(PROBLEM TO SOLVE) Read the material below and count the lines holding the string "from". Give that count with nothing added.

── RAW DATA ──

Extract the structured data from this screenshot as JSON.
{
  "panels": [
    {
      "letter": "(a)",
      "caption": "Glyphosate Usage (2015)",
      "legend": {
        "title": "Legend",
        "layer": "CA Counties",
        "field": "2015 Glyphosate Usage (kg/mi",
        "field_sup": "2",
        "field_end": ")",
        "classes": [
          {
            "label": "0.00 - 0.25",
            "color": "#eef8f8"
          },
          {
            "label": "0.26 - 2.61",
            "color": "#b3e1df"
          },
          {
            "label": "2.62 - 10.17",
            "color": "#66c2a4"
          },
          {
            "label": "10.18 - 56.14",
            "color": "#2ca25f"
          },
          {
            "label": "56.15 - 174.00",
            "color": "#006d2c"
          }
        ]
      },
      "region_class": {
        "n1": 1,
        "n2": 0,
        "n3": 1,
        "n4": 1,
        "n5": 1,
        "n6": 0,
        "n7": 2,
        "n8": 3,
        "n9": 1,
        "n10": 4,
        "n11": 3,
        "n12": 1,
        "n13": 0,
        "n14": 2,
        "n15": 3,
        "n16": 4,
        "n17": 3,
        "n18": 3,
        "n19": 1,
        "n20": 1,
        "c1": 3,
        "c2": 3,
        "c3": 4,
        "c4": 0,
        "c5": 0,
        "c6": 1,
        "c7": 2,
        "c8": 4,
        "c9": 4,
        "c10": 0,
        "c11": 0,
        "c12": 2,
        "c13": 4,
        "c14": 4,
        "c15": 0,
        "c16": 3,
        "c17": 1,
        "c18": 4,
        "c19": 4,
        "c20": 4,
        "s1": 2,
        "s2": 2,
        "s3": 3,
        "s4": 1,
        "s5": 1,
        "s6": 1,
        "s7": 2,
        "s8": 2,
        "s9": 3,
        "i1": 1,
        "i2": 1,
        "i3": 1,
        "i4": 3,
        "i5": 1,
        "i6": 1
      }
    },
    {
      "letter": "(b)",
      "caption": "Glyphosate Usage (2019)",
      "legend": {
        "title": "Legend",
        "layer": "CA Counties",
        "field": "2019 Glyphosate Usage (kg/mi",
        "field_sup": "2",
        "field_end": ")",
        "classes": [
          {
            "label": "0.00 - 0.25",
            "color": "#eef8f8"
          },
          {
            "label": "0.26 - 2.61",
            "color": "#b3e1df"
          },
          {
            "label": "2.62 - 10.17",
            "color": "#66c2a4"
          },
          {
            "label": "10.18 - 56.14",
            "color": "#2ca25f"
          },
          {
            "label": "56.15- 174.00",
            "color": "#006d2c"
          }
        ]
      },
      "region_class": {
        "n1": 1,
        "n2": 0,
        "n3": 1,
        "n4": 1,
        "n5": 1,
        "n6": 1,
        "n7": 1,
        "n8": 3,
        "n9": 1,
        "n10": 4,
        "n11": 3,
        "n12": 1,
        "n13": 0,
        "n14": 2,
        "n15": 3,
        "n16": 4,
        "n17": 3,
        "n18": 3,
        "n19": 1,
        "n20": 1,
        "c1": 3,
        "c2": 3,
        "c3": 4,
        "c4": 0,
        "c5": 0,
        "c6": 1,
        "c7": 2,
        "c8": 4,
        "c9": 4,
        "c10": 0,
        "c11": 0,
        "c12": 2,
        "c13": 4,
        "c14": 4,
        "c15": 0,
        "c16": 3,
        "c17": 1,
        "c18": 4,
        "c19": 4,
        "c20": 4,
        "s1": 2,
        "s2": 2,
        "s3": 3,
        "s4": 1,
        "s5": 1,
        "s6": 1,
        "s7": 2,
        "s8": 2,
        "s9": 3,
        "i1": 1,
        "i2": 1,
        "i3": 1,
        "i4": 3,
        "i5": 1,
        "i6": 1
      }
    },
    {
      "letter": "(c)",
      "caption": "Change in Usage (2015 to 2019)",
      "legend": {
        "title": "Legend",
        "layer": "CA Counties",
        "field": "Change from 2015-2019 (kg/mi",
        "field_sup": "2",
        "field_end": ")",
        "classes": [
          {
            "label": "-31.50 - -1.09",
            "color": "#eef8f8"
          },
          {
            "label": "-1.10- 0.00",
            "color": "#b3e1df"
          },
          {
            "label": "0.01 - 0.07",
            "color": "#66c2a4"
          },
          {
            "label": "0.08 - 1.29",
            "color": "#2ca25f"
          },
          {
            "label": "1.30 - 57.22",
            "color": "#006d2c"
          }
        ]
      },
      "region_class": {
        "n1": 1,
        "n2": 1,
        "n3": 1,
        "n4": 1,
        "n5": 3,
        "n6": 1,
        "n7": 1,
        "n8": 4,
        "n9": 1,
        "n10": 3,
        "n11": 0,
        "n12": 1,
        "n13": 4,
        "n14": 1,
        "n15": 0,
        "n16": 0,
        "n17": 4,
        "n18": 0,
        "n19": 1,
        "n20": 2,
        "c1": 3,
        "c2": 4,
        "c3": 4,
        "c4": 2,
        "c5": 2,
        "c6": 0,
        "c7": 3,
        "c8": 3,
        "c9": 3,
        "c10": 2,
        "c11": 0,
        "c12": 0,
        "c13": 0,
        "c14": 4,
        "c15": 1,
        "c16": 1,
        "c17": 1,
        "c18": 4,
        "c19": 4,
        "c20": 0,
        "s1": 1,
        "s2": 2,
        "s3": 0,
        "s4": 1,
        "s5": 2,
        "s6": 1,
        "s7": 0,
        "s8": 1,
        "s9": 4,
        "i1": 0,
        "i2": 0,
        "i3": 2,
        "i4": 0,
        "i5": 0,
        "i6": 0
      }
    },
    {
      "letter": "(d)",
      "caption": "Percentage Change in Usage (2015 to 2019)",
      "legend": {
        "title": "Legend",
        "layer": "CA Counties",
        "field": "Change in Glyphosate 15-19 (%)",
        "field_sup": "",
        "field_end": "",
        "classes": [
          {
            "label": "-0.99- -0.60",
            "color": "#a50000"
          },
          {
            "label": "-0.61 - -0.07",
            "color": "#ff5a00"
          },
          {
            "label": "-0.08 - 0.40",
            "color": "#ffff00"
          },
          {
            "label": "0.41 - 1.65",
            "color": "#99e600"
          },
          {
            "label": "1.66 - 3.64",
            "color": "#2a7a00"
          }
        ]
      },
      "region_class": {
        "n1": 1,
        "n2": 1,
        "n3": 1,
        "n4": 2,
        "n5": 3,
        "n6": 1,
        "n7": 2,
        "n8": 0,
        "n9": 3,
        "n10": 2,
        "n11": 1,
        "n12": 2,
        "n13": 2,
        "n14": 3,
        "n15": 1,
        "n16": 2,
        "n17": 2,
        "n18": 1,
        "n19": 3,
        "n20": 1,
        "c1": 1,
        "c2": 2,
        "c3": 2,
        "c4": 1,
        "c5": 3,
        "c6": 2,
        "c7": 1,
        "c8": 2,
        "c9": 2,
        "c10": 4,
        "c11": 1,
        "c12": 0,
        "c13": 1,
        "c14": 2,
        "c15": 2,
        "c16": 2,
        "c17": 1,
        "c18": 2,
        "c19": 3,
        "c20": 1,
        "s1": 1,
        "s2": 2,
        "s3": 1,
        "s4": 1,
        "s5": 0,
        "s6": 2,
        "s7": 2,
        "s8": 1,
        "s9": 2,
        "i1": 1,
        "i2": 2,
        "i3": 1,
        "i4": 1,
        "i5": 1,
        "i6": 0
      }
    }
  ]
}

───

(REPLY TO THE EXERCISE) 2